Exercise prompt
Copy the records starting at the line containing "- play-icon[interactable]: [802, 1356, 902, 1422]" and ending at the line containing "- nav-item-tipps[interactable]: TIPPS: [205, 358, 265, 388]", and replace "Neu anmelden" with "Jetzt registrieren" while keeping everything else the same.

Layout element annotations
<<<<
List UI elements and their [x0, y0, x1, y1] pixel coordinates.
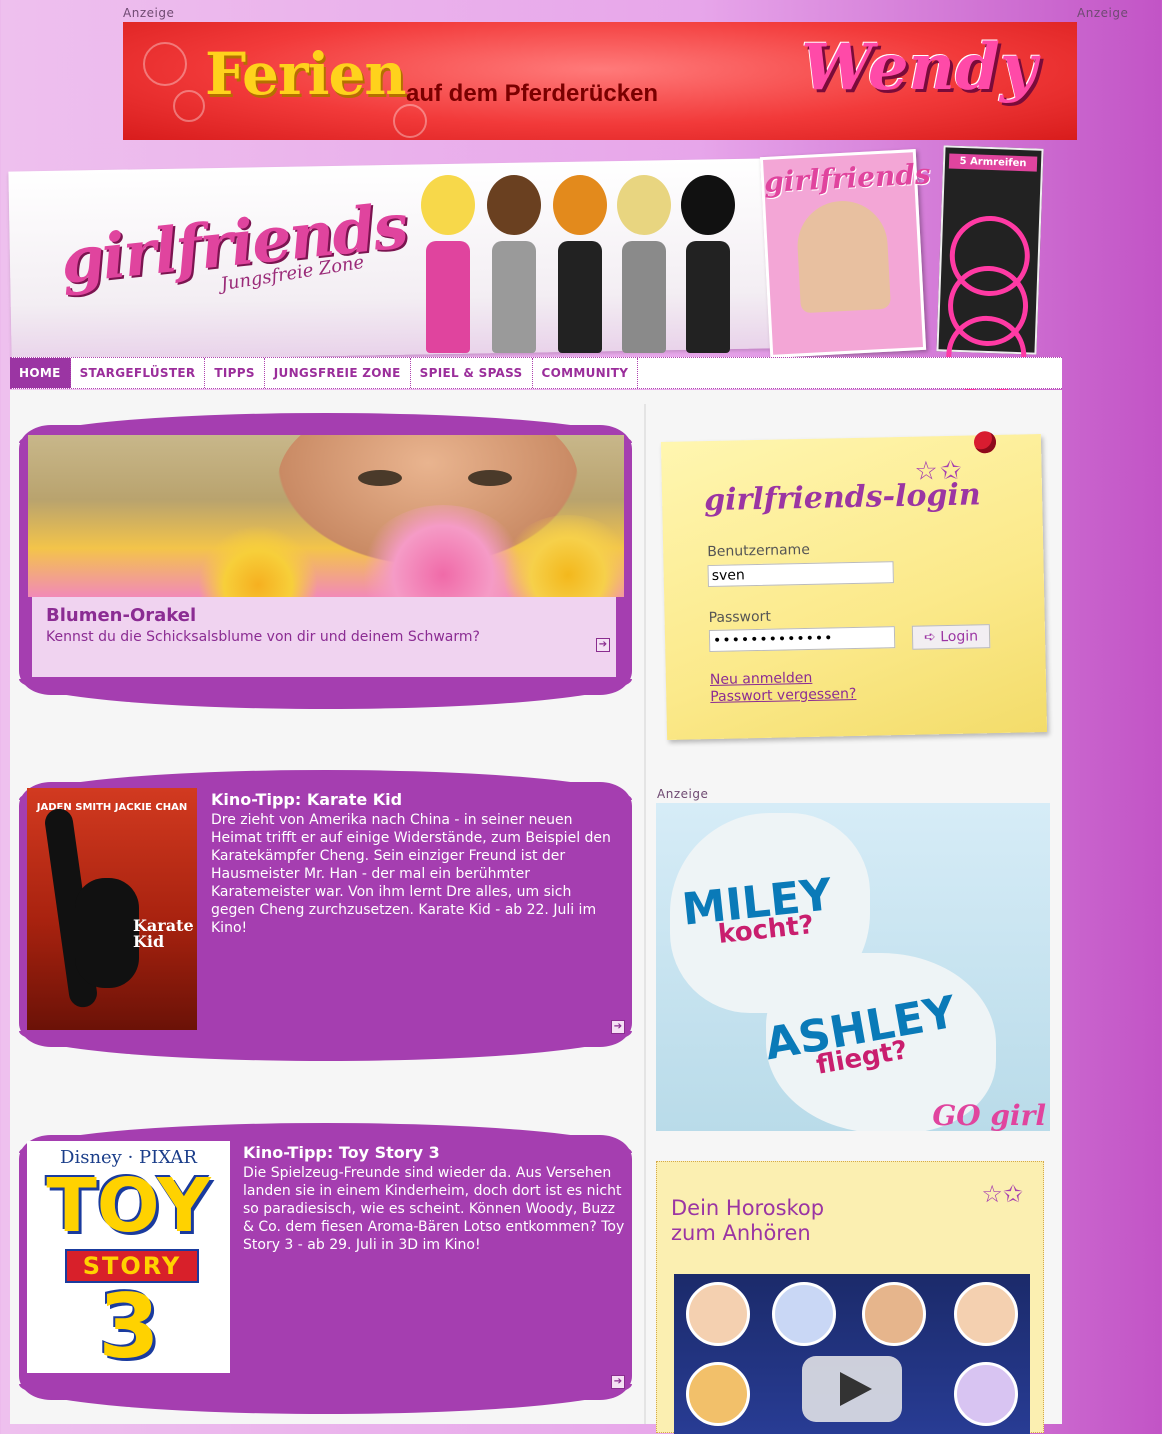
- play-icon[interactable]: [802, 1356, 902, 1422]
- teaser-blumen-orakel[interactable]: Blumen-Orakel Kennst du die Schicksalsbl…: [19, 413, 632, 709]
- password-input[interactable]: [708, 626, 896, 653]
- register-link[interactable]: Neu anmelden: [710, 670, 813, 688]
- nav-item-tipps[interactable]: TIPPS: [205, 358, 265, 388]
- arrow-right-icon[interactable]: ➔: [611, 1020, 625, 1034]
- ad-headline: Ferien: [205, 40, 407, 108]
- teaser-toy-story-3[interactable]: Disney · PIXAR TOY STORY 3 Kino-Tipp: To…: [19, 1123, 632, 1414]
- teaser-karate-kid[interactable]: JADEN SMITH JACKIE CHAN Karate Kid Kino-…: [19, 770, 632, 1061]
- login-box: ☆✩ girlfriends-login Benutzername Passwo…: [660, 430, 1048, 740]
- ad-label-top-left: Anzeige: [123, 6, 175, 20]
- login-title: girlfriends-login: [703, 477, 981, 519]
- character-illustration: [550, 175, 610, 355]
- forgot-password-link[interactable]: Passwort vergessen?: [710, 686, 856, 705]
- magazine-cover-photo: [795, 198, 891, 314]
- magazine-title: girlfriends: [763, 157, 932, 200]
- character-illustration: [484, 175, 544, 355]
- magazine-extra-label: 5 Armreifen: [948, 153, 1038, 172]
- ad-subline: auf dem Pferderücken: [406, 80, 659, 107]
- nav-item-spiel-spass[interactable]: SPIEL & SPASS: [411, 358, 533, 388]
- teaser-text: Dre zieht von Amerika nach China - in se…: [211, 812, 611, 936]
- teaser-text: Kennst du die Schicksalsblume von dir un…: [46, 629, 480, 645]
- nav-item-home[interactable]: HOME: [10, 358, 71, 388]
- bubble-decoration: [143, 42, 187, 86]
- magazine-extra-cover[interactable]: 5 Armreifen: [936, 145, 1044, 398]
- ad-label-sidebar: Anzeige: [657, 787, 709, 801]
- teaser-text: Die Spielzeug-Freunde sind wieder da. Au…: [243, 1165, 625, 1253]
- top-banner-ad[interactable]: Ferien auf dem Pferderücken Wendy: [123, 22, 1077, 140]
- stars-icon: ☆✩: [981, 1180, 1023, 1208]
- column-divider: [644, 404, 646, 1424]
- arrow-right-icon[interactable]: ➔: [596, 638, 610, 652]
- magazine-cover[interactable]: girlfriends: [759, 149, 932, 358]
- ad-brand-logo: GO girl: [932, 1099, 1046, 1131]
- character-illustration: [614, 175, 674, 355]
- login-button[interactable]: ➪ Login: [911, 624, 991, 650]
- nav-item-jungsfreie-zone[interactable]: JUNGSFREIE ZONE: [265, 358, 411, 388]
- pin-icon: [973, 430, 997, 454]
- toy-story-poster[interactable]: Disney · PIXAR TOY STORY 3: [27, 1141, 230, 1373]
- ad-label-top-right: Anzeige: [1077, 6, 1129, 20]
- teaser-title[interactable]: Kino-Tipp: Karate Kid: [211, 790, 611, 809]
- poster-title-toy: TOY: [46, 1163, 211, 1249]
- character-illustration: [678, 175, 738, 355]
- character-illustration: [418, 175, 478, 355]
- teaser-title[interactable]: Blumen-Orakel: [46, 605, 616, 626]
- ad-brand-logo: Wendy: [801, 30, 1037, 105]
- teaser-title[interactable]: Kino-Tipp: Toy Story 3: [243, 1143, 627, 1162]
- password-label: Passwort: [708, 608, 772, 627]
- horoscope-video[interactable]: [674, 1274, 1030, 1434]
- horoscope-box: ☆✩ Dein Horoskop zum Anhören: [656, 1161, 1044, 1434]
- horoscope-title[interactable]: Dein Horoskop zum Anhören: [671, 1196, 871, 1246]
- site-header: girlfriends Jungsfreie Zone girlfriends …: [8, 145, 1062, 398]
- username-label: Benutzername: [707, 541, 811, 561]
- arrow-right-icon[interactable]: ➔: [611, 1375, 625, 1389]
- bubble-decoration: [173, 90, 205, 122]
- username-input[interactable]: [707, 561, 894, 588]
- go-girl-ad[interactable]: MILEY kocht? ASHLEY fliegt? GO girl: [656, 803, 1050, 1131]
- karate-kid-poster[interactable]: JADEN SMITH JACKIE CHAN Karate Kid: [27, 788, 197, 1030]
- nav-item-community[interactable]: COMMUNITY: [533, 358, 639, 388]
- poster-title: Karate Kid: [133, 916, 194, 951]
- teaser-caption: Blumen-Orakel Kennst du die Schicksalsbl…: [32, 597, 616, 677]
- nav-item-stargefluester[interactable]: STARGEFLÜSTER: [71, 358, 206, 388]
- teaser-photo[interactable]: [28, 435, 624, 597]
- main-navigation: HOME STARGEFLÜSTER TIPPS JUNGSFREIE ZONE…: [10, 357, 1062, 389]
- bubble-decoration: [393, 104, 427, 138]
- poster-title-number: 3: [98, 1275, 160, 1378]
>>>>
Solution to this exercise
- play-icon[interactable]: [802, 1356, 902, 1422]
- teaser-blumen-orakel[interactable]: Blumen-Orakel Kennst du die Schicksalsbl…: [19, 413, 632, 709]
- password-input[interactable]: [708, 626, 896, 653]
- register-link[interactable]: Jetzt registrieren: [710, 670, 813, 688]
- nav-item-tipps[interactable]: TIPPS: [205, 358, 265, 388]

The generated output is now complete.